Look for "纸上谈兵" in the listing below. Gather each line that contains it.

Provided information:
>> begin

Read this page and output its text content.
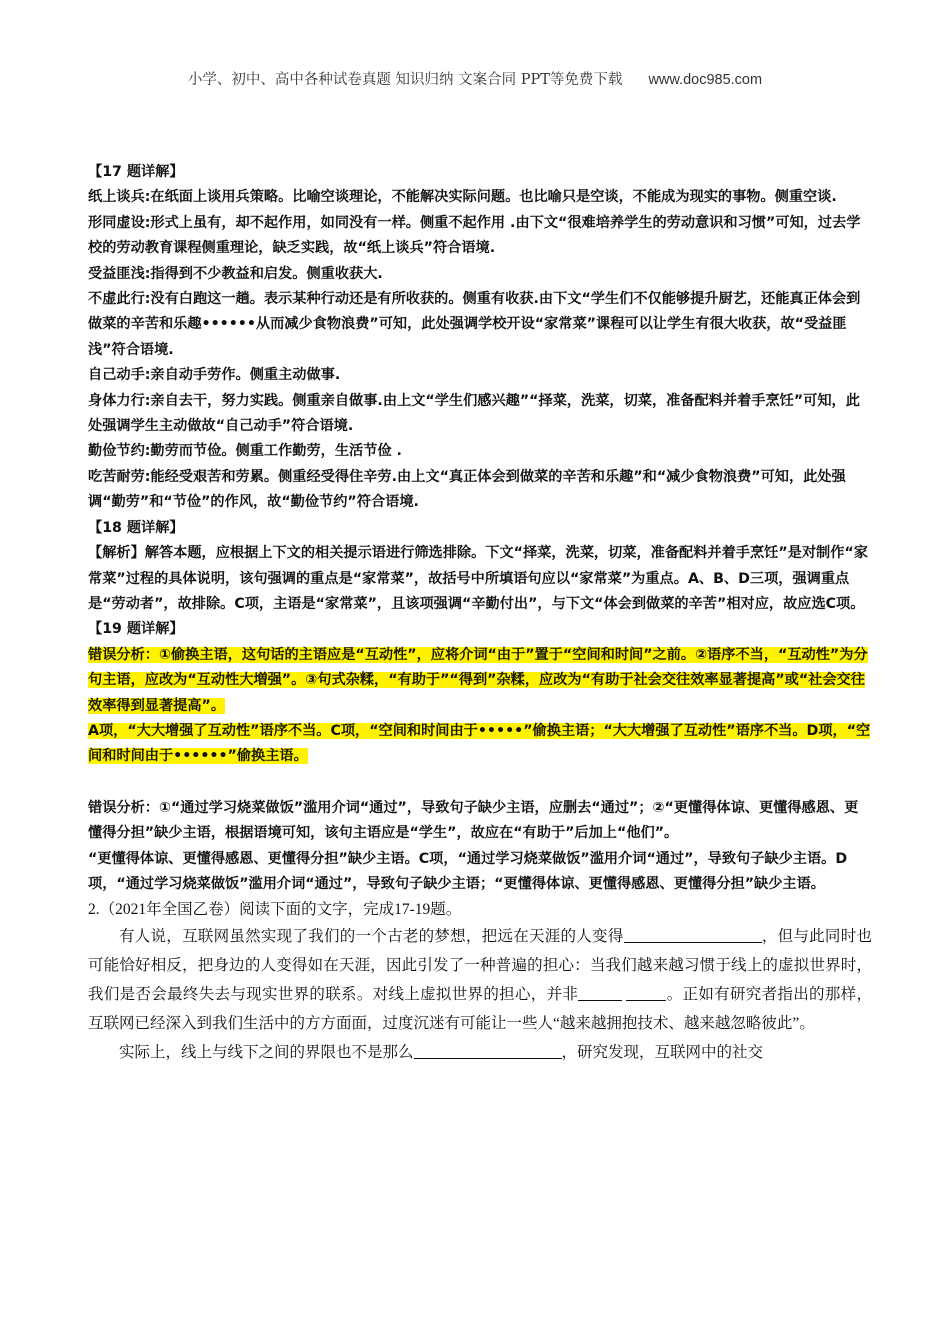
小学、初中、高中各种试卷真题 知识归纳 文案合同 PPT等免费下载 www.doc985.com

【17 题详解】

纸上谈兵:在纸面上谈用兵策略。比喻空谈理论，不能解决实际问题。也比喻只是空谈，不能成为现实的事物。侧重空谈.

形同虚设:形式上虽有，却不起作用，如同没有一样。侧重不起作用 .由下文“很难培养学生的劳动意识和习惯”可知，过去学校的劳动教育课程侧重理论，缺乏实践，故“纸上谈兵”符合语境.

受益匪浅:指得到不少教益和启发。侧重收获大.

不虚此行:没有白跑这一趟。表示某种行动还是有所收获的。侧重有收获.由下文“学生们不仅能够提升厨艺，还能真正体会到做菜的辛苦和乐趣••••••从而减少食物浪费”可知，此处强调学校开设“家常菜”课程可以让学生有很大收获，故“受益匪浅”符合语境.

自己动手:亲自动手劳作。侧重主动做事.

身体力行:亲自去干，努力实践。侧重亲自做事.由上文“学生们感兴趣”“择菜，洗菜，切菜，准备配料并着手烹饪”可知，此处强调学生主动做故“自己动手”符合语境.

勤俭节约:勤劳而节俭。侧重工作勤劳，生活节俭 .

吃苦耐劳:能经受艰苦和劳累。侧重经受得住辛劳.由上文“真正体会到做菜的辛苦和乐趣”和“减少食物浪费”可知，此处强调“勤劳”和“节俭”的作风，故“勤俭节约”符合语境.

【18 题详解】

【解析】解答本题，应根据上下文的相关提示语进行筛选排除。下文“择菜，洗菜，切菜，准备配料并着手烹饪”是对制作“家常菜”过程的具体说明，该句强调的重点是“家常菜”，故括号中所填语句应以“家常菜”为重点。A、B、D三项，强调重点是“劳动者”，故排除。C项，主语是“家常菜”，且该项强调“辛勤付出”，与下文“体会到做菜的辛苦”相对应，故应选C项。

【19 题详解】

错误分析：①偷换主语，这句话的主语应是“互动性”，应将介词“由于”置于“空间和时间”之前。②语序不当，“互动性”为分句主语，应改为“互动性大増强”。③句式杂糅，“有助于”“得到”杂糅，应改为“有助于社会交往效率显著提高”或“社会交往效率得到显著提高”。

A项，“大大增强了互动性”语序不当。C项，“空间和时间由于•••••”偷换主语；“大大增强了互动性”语序不当。D项，“空间和时间由于••••••”偷换主语。

错误分析：①“通过学习烧菜做饭”滥用介词“通过”，导致句子缺少主语，应删去“通过”；②“更懂得体谅、更懂得感恩、更懂得分担”缺少主语，根据语境可知，该句主语应是“学生”，故应在“有助于”后加上“他们”。

“更懂得体谅、更懂得感恩、更懂得分担”缺少主语。C项，“通过学习烧菜做饭”滥用介词“通过”，导致句子缺少主语。D项，“通过学习烧菜做饭”滥用介词“通过”，导致句子缺少主语；“更懂得体谅、更懂得感恩、更懂得分担”缺少主语。

2.（2021年全国乙卷）阅读下面的文字，完成17-19题。

有人说，互联网虽然实现了我们的一个古老的梦想，把远在天涯的人变得	，但与此同时也可能恰好相反，把身边的人变得如在天涯，因此引发了一种普遍的担心：当我们越来越习惯于线上的虚拟世界时，我们是否会最终失去与现实世界的联系。对线上虚拟世界的担心，并非	。正如有研究者指出的那样，互联网已经深入到我们生活中的方方面面，过度沉迷有可能让一些人“越来越拥抱技术、越来越忽略彼此”。

实际上，线上与线下之间的界限也不是那么	，研究发现，互联网中的社交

>> end

Full response:
纸上谈兵:在纸面上谈用兵策略。比喻空谈理论，不能解决实际问题。也比喻只是空谈，不能成为现实的事物。侧重空谈.
形同虚设:形式上虽有，却不起作用，如同没有一样。侧重不起作用 .由下文“很难培养学生的劳动意识和习惯”可知，过去学校的劳动教育课程侧重理论，缺乏实践，故“纸上谈兵”符合语境.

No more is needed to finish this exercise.